EXERCISE AIM -> Gather all lines in the records below that include the word "data".

[start]

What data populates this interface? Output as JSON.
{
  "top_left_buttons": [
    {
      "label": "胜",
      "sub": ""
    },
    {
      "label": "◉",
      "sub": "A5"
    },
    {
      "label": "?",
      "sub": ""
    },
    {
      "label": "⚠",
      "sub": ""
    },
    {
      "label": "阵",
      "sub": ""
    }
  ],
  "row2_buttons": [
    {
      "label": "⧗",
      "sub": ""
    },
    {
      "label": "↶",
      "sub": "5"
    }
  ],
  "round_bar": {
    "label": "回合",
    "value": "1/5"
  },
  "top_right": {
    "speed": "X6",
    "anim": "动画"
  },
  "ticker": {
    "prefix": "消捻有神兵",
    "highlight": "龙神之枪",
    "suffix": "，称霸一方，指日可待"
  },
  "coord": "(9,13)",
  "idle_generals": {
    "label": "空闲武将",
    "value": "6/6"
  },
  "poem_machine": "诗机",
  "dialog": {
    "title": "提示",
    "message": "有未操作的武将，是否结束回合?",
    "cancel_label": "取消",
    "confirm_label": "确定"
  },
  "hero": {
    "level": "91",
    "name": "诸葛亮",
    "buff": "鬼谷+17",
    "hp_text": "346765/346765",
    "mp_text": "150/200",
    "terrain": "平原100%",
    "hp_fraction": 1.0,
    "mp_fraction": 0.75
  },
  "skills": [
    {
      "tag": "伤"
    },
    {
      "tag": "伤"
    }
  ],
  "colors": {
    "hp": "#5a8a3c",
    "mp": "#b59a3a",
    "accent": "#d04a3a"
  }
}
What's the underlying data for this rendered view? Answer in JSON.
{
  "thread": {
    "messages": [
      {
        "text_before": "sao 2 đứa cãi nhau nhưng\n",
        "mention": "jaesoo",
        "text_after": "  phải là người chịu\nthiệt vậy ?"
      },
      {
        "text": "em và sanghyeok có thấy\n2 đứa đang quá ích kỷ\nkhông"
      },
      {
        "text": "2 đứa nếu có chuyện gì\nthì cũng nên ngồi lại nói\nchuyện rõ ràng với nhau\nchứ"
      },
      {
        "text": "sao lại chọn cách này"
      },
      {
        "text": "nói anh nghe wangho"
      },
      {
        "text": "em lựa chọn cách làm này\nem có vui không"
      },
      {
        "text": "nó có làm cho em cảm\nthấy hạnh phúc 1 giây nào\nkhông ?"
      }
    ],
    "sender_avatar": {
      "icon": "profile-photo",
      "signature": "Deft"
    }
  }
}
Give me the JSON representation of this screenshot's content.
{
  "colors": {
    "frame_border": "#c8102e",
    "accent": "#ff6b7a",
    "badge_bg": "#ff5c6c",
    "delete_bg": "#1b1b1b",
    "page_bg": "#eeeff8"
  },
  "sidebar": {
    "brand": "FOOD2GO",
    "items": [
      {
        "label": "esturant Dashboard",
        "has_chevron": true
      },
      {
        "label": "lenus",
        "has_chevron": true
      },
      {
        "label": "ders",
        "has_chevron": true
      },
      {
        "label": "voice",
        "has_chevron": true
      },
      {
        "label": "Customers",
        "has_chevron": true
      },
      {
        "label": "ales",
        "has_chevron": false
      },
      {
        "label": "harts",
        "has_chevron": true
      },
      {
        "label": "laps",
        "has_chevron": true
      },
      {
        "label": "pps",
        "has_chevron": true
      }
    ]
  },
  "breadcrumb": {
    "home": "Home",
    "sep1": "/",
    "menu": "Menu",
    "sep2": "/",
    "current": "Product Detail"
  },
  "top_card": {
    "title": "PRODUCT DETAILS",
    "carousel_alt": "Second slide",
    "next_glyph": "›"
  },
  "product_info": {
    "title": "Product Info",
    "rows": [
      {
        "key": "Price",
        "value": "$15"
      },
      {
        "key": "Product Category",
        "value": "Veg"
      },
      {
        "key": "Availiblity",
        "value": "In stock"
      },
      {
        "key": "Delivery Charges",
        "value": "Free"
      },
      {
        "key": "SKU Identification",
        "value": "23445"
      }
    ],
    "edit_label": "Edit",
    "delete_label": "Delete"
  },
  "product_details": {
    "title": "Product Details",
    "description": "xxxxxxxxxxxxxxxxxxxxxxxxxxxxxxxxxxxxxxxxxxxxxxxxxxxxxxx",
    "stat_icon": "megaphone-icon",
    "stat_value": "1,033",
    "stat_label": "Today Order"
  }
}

[end]

FINAL ANSWER ->
What data populates this interface? Output as JSON.
What's the underlying data for this rendered view? Answer in JSON.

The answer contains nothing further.